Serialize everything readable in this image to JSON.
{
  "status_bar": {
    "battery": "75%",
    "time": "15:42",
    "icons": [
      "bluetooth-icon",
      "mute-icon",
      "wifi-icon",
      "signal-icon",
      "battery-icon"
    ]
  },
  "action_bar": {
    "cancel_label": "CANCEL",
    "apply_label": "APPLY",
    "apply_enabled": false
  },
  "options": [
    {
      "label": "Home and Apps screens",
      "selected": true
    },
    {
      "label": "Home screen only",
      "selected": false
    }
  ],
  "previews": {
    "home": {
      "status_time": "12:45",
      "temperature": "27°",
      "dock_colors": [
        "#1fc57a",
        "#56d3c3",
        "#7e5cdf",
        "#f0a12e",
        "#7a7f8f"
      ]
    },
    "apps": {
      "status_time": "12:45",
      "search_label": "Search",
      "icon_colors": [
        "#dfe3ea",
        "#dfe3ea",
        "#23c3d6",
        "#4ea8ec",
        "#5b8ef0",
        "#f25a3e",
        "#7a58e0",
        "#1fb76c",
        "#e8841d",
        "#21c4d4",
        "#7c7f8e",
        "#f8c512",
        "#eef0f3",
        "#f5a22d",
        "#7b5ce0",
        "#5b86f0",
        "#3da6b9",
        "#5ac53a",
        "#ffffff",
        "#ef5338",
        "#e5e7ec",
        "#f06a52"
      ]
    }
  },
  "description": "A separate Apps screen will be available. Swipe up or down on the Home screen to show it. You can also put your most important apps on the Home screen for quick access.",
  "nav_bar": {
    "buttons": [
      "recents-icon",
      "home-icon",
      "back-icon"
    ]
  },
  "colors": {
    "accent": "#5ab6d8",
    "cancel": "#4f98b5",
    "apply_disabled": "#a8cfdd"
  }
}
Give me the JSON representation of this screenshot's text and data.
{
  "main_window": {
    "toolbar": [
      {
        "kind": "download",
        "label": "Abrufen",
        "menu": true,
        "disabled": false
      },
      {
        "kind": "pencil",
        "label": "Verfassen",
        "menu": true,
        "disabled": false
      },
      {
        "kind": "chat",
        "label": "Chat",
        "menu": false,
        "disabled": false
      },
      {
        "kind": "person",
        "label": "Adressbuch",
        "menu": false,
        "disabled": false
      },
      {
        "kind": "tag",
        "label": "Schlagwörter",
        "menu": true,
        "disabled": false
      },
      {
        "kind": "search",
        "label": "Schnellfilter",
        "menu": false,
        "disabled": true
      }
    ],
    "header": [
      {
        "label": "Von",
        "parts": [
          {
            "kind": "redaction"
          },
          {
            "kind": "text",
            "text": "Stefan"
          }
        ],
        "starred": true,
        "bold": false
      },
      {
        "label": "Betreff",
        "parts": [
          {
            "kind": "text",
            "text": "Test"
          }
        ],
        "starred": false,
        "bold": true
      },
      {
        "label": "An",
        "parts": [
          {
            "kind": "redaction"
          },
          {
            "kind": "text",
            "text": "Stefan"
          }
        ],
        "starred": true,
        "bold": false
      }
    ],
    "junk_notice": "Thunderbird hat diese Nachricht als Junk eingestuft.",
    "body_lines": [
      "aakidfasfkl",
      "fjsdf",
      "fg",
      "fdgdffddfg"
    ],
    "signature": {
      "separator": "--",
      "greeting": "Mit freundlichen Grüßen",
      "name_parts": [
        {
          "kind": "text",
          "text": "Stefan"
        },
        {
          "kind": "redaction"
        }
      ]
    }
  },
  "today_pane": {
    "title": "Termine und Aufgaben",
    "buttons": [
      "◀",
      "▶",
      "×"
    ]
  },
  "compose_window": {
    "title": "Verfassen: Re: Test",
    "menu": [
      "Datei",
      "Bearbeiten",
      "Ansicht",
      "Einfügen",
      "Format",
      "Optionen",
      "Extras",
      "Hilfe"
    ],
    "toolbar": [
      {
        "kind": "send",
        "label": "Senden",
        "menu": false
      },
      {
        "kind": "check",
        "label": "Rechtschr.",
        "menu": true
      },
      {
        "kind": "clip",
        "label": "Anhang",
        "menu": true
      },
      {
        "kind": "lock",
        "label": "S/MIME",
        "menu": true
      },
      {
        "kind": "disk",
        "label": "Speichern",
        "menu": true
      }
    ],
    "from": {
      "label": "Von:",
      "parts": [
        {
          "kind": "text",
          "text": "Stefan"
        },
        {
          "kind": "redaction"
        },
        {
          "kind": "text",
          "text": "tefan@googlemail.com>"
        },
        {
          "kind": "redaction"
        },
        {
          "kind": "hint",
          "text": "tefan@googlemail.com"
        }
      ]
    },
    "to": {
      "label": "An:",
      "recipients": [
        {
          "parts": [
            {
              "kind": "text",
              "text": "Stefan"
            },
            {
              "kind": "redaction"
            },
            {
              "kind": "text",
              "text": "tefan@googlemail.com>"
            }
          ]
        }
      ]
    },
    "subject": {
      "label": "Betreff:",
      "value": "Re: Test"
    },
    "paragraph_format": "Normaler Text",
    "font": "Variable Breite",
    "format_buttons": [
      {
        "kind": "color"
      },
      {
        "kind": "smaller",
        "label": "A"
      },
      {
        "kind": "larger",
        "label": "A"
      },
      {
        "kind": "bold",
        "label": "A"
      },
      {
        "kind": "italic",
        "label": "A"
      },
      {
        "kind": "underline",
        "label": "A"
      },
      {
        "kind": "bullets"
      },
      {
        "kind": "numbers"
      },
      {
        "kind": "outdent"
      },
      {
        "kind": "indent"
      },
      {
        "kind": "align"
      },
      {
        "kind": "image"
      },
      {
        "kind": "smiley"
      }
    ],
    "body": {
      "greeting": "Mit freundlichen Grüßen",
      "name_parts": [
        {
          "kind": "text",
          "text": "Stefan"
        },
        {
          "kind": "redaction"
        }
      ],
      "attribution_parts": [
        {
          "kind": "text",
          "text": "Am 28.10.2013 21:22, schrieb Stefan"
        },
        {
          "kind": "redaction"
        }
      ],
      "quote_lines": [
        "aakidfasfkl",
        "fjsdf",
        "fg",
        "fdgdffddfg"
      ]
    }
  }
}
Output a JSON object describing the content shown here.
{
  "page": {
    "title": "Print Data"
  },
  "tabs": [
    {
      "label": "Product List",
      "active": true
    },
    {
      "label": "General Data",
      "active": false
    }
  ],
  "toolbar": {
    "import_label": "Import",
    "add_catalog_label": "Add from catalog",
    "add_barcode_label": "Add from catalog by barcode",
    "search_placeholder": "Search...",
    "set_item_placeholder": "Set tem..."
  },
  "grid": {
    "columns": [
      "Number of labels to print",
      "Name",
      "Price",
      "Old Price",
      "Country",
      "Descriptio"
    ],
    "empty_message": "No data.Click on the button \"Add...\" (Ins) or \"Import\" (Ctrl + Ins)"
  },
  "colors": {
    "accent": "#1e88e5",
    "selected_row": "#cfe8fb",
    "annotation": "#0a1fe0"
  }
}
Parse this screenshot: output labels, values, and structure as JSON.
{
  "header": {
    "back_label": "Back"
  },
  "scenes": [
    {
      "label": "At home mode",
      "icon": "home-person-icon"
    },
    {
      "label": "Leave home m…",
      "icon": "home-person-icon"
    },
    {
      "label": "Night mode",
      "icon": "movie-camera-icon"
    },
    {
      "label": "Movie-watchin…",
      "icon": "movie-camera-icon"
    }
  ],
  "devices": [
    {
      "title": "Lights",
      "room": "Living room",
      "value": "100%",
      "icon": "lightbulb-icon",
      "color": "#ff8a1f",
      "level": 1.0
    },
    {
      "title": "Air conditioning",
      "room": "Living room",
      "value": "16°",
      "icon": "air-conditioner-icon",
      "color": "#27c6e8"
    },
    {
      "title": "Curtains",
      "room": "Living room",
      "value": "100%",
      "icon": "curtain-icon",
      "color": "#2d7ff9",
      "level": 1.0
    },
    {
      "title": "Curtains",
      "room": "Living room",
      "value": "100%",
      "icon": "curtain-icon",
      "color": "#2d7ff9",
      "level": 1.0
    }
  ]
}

·····

### CHALLENGE
Pull out every line of the records that includes the string "image".

### RESPONSE TO THE TASK
Serialize everything readable in this image to JSON.
        "kind": "image"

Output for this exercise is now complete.